= Problem =
The answer should consist of each line from the data below that includes "shRNA".

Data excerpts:
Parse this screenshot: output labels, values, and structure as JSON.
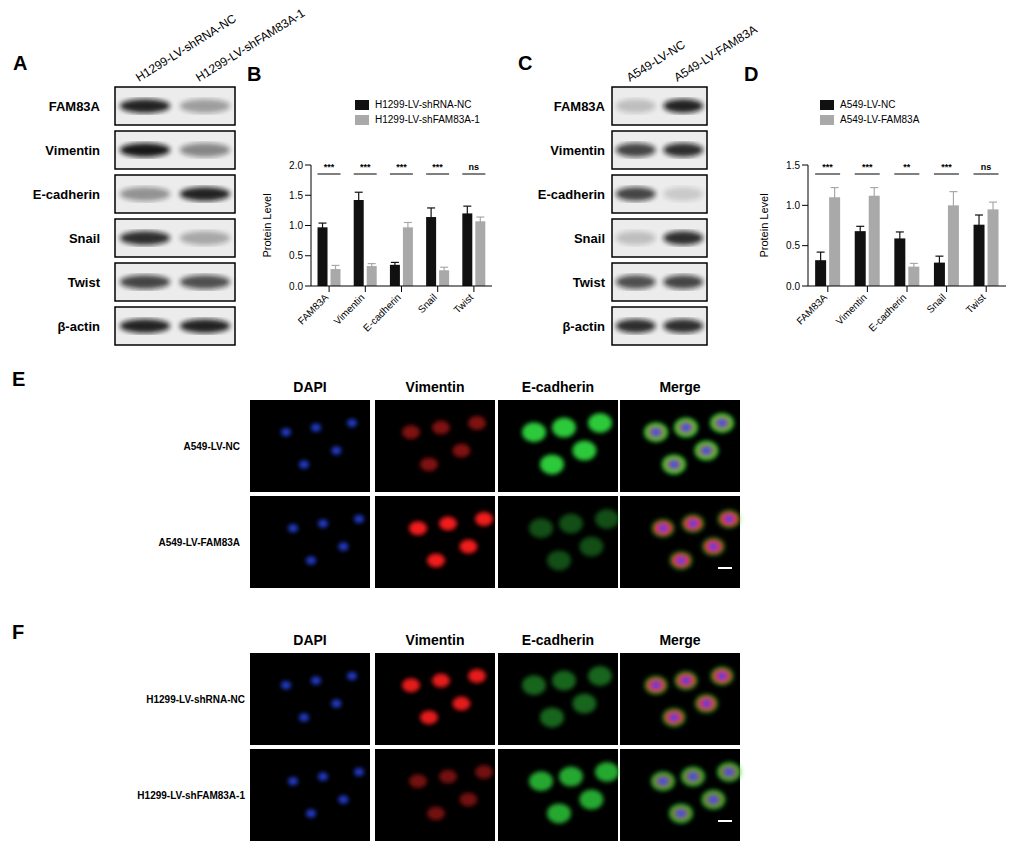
{
  "chart_data": [
    {
      "title": "B",
      "type": "bar",
      "ylabel": "Protein Level",
      "categories": [
        "FAM83A",
        "Vimentin",
        "E-cadherin",
        "Snail",
        "Twist"
      ],
      "series": [
        {
          "name": "H1299-LV-shRNA-NC",
          "color": "#111111",
          "values": [
            0.97,
            1.42,
            0.35,
            1.14,
            1.2
          ],
          "errors": [
            0.07,
            0.13,
            0.04,
            0.15,
            0.12
          ]
        },
        {
          "name": "H1299-LV-shFAM83A-1",
          "color": "#a9a9a9",
          "values": [
            0.28,
            0.33,
            0.97,
            0.26,
            1.07
          ],
          "errors": [
            0.06,
            0.04,
            0.08,
            0.05,
            0.07
          ]
        }
      ],
      "significance": [
        "***",
        "***",
        "***",
        "***",
        "ns"
      ],
      "ylim": [
        0,
        2
      ],
      "yticks": [
        {
          "value": 0,
          "label": "0.0"
        },
        0.5,
        {
          "value": 1,
          "label": "1.0"
        },
        1.5,
        {
          "value": 2,
          "label": "2.0"
        }
      ],
      "legend": "top"
    },
    {
      "title": "D",
      "type": "bar",
      "ylabel": "Protein Level",
      "categories": [
        "FAM83A",
        "Vimentin",
        "E-cadherin",
        "Snail",
        "Twist"
      ],
      "series": [
        {
          "name": "A549-LV-NC",
          "color": "#111111",
          "values": [
            0.32,
            0.68,
            0.59,
            0.29,
            0.76
          ],
          "errors": [
            0.1,
            0.06,
            0.08,
            0.08,
            0.12
          ]
        },
        {
          "name": "A549-LV-FAM83A",
          "color": "#a9a9a9",
          "values": [
            1.1,
            1.12,
            0.24,
            1.0,
            0.95
          ],
          "errors": [
            0.12,
            0.1,
            0.04,
            0.17,
            0.09
          ]
        }
      ],
      "significance": [
        "***",
        "***",
        "**",
        "***",
        "ns"
      ],
      "ylim": [
        0,
        1.5
      ],
      "yticks": [
        {
          "value": 0,
          "label": "0.0"
        },
        0.5,
        {
          "value": 1,
          "label": "1.0"
        },
        1.5
      ],
      "legend": "top"
    }
  ],
  "blots": [
    {
      "title": "A",
      "lanes": [
        "H1299-LV-shRNA-NC",
        "H1299-LV-shFAM83A-1"
      ],
      "rows": [
        {
          "label": "FAM83A",
          "intensity": [
            0.9,
            0.35
          ]
        },
        {
          "label": "Vimentin",
          "intensity": [
            0.95,
            0.45
          ]
        },
        {
          "label": "E-cadherin",
          "intensity": [
            0.4,
            0.9
          ]
        },
        {
          "label": "Snail",
          "intensity": [
            0.85,
            0.3
          ]
        },
        {
          "label": "Twist",
          "intensity": [
            0.75,
            0.7
          ]
        },
        {
          "label": "β-actin",
          "intensity": [
            0.9,
            0.9
          ]
        }
      ]
    },
    {
      "title": "C",
      "lanes": [
        "A549-LV-NC",
        "A549-LV-FAM83A"
      ],
      "rows": [
        {
          "label": "FAM83A",
          "intensity": [
            0.2,
            0.9
          ]
        },
        {
          "label": "Vimentin",
          "intensity": [
            0.75,
            0.85
          ]
        },
        {
          "label": "E-cadherin",
          "intensity": [
            0.75,
            0.15
          ]
        },
        {
          "label": "Snail",
          "intensity": [
            0.2,
            0.85
          ]
        },
        {
          "label": "Twist",
          "intensity": [
            0.7,
            0.75
          ]
        },
        {
          "label": "β-actin",
          "intensity": [
            0.85,
            0.85
          ]
        }
      ]
    }
  ],
  "if_panels": [
    {
      "title": "E",
      "channels": [
        "DAPI",
        "Vimentin",
        "E-cadherin",
        "Merge"
      ],
      "rows": [
        {
          "label": "A549-LV-NC",
          "signal": [
            0.8,
            0.5,
            0.9,
            null
          ]
        },
        {
          "label": "A549-LV-FAM83A",
          "signal": [
            0.8,
            0.95,
            0.35,
            null
          ]
        }
      ]
    },
    {
      "title": "F",
      "channels": [
        "DAPI",
        "Vimentin",
        "E-cadherin",
        "Merge"
      ],
      "rows": [
        {
          "label": "H1299-LV-shRNA-NC",
          "signal": [
            0.8,
            0.9,
            0.45,
            null
          ]
        },
        {
          "label": "H1299-LV-shFAM83A-1",
          "signal": [
            0.8,
            0.45,
            0.75,
            null
          ]
        }
      ]
    }
  ]
}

= Response area =
          "name": "H1299-LV-shRNA-NC",
        "H1299-LV-shRNA-NC",
          "label": "H1299-LV-shRNA-NC",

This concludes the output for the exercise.